(Stored data)
* * * * * * * * *

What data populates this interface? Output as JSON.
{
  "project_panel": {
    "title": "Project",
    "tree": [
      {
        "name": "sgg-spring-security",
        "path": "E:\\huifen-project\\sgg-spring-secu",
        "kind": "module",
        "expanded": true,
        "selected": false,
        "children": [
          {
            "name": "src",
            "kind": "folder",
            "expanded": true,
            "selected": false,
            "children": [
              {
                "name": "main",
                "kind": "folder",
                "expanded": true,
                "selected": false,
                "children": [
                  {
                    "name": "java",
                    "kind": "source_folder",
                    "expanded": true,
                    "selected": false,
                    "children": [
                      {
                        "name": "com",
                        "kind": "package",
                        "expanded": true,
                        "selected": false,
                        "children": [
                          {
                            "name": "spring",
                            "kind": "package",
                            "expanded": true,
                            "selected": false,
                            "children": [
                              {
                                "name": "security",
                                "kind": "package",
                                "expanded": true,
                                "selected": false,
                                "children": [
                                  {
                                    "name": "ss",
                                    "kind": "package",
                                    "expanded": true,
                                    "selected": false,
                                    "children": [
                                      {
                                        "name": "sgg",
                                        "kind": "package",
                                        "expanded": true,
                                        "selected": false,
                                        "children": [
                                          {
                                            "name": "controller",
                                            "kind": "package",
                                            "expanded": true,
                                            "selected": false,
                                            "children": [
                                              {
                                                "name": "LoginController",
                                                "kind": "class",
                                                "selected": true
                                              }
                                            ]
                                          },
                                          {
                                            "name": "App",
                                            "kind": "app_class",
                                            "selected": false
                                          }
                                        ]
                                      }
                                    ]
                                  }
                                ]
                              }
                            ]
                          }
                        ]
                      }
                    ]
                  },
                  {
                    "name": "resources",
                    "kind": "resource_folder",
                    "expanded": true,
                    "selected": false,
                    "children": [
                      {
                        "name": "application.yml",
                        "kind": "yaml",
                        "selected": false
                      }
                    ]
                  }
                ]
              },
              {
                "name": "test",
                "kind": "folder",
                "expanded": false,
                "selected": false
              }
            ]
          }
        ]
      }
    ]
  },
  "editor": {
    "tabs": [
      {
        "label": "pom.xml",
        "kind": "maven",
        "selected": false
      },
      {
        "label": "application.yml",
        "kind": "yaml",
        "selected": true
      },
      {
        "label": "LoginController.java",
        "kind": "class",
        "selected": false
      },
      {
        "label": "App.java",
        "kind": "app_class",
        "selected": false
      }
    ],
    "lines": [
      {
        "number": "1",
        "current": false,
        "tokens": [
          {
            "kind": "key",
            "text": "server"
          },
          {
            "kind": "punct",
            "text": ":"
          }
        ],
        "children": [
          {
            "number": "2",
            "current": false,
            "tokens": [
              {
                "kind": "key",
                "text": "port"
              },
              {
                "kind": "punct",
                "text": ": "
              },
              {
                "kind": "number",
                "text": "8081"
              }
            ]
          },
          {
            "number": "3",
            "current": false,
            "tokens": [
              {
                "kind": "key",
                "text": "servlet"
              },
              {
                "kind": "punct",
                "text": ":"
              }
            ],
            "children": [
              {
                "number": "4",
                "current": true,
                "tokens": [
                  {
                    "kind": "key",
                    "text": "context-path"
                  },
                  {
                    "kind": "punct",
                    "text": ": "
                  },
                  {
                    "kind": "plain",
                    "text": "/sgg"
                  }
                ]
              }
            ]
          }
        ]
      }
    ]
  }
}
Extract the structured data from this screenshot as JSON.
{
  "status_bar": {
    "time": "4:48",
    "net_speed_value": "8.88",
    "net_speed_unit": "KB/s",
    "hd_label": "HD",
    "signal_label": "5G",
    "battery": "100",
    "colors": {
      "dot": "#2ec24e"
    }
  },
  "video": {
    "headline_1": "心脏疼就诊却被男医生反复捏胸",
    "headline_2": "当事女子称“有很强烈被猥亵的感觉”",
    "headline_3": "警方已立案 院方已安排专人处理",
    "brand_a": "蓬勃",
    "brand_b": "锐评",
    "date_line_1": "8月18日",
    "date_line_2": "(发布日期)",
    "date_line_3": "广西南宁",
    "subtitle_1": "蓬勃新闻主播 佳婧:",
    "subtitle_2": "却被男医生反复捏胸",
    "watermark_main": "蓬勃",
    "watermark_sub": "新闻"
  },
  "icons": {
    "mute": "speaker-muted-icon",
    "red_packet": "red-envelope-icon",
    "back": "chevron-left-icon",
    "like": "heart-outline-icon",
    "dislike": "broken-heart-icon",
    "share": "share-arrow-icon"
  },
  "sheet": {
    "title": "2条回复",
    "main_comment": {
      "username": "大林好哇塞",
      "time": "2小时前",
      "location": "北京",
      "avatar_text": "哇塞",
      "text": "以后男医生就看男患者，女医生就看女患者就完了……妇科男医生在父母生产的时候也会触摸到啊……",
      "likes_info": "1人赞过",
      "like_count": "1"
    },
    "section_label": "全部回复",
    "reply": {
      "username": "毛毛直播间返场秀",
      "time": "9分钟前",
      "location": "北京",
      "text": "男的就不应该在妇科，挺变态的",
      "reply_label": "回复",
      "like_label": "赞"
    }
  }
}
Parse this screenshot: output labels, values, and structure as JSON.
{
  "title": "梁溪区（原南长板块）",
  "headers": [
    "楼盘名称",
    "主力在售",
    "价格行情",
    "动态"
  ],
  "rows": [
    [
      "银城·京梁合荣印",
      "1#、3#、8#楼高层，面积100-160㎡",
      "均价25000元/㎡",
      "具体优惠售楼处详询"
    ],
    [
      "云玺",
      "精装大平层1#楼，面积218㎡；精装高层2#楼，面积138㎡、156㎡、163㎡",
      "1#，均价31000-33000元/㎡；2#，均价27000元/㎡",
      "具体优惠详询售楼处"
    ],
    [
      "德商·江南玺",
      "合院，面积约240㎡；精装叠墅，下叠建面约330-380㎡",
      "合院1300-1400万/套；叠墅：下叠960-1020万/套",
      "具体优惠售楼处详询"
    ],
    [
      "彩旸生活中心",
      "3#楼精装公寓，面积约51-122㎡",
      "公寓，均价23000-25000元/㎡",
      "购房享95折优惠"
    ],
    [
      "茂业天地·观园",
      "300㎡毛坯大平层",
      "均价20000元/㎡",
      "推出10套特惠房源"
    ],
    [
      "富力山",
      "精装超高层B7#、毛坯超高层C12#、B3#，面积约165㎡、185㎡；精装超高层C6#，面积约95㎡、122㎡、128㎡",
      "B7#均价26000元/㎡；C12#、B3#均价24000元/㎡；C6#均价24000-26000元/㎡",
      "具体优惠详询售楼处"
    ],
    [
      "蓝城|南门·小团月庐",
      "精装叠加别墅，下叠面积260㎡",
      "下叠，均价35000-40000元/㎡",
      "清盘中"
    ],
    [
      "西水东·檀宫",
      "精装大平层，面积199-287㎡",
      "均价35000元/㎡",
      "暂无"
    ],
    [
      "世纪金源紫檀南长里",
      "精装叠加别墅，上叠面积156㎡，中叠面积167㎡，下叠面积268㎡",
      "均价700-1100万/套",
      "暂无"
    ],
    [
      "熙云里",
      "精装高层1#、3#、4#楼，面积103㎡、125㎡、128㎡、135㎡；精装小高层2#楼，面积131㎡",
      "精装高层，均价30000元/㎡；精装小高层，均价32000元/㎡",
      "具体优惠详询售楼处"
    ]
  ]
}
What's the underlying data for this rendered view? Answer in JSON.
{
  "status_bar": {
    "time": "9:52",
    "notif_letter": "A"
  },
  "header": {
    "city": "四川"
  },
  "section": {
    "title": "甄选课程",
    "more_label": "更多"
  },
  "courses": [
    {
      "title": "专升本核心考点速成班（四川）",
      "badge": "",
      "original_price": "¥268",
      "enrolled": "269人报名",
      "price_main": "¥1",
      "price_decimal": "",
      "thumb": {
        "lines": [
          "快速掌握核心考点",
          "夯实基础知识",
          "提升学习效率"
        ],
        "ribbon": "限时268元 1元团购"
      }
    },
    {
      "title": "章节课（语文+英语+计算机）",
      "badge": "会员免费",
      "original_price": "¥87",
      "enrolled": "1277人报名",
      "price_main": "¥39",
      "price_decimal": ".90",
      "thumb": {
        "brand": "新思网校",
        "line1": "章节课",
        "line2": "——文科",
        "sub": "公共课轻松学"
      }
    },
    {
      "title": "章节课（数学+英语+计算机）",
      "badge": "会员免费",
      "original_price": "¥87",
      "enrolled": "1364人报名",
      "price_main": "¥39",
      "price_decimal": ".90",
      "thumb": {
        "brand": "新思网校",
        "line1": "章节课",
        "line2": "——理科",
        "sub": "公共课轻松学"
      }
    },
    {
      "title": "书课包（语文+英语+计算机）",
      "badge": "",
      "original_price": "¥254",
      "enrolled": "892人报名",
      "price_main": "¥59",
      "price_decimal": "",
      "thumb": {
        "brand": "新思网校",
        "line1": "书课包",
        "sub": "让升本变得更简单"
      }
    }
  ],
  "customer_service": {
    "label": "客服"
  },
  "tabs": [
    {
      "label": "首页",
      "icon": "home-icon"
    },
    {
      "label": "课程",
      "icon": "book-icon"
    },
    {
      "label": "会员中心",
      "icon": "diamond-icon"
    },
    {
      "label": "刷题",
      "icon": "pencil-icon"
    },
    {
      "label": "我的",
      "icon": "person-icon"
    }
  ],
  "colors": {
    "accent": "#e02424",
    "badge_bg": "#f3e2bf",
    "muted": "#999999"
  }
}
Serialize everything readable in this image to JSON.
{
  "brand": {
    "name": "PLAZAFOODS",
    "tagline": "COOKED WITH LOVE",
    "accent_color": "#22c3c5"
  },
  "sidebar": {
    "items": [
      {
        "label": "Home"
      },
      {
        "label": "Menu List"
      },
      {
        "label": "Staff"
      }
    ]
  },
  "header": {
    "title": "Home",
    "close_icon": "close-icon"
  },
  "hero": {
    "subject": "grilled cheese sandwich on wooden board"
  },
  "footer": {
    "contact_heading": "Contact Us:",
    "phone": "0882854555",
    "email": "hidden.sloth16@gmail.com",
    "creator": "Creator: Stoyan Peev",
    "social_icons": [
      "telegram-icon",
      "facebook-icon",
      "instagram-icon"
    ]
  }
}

* * * * * * * * *

Only lines with the word "this" should be collected from the material.

What data populates this interface? Output as JSON.
Extract the structured data from this screenshot as JSON.
Parse this screenshot: output labels, values, and structure as JSON.
What's the underlying data for this rendered view? Answer in JSON.
Serialize everything readable in this image to JSON.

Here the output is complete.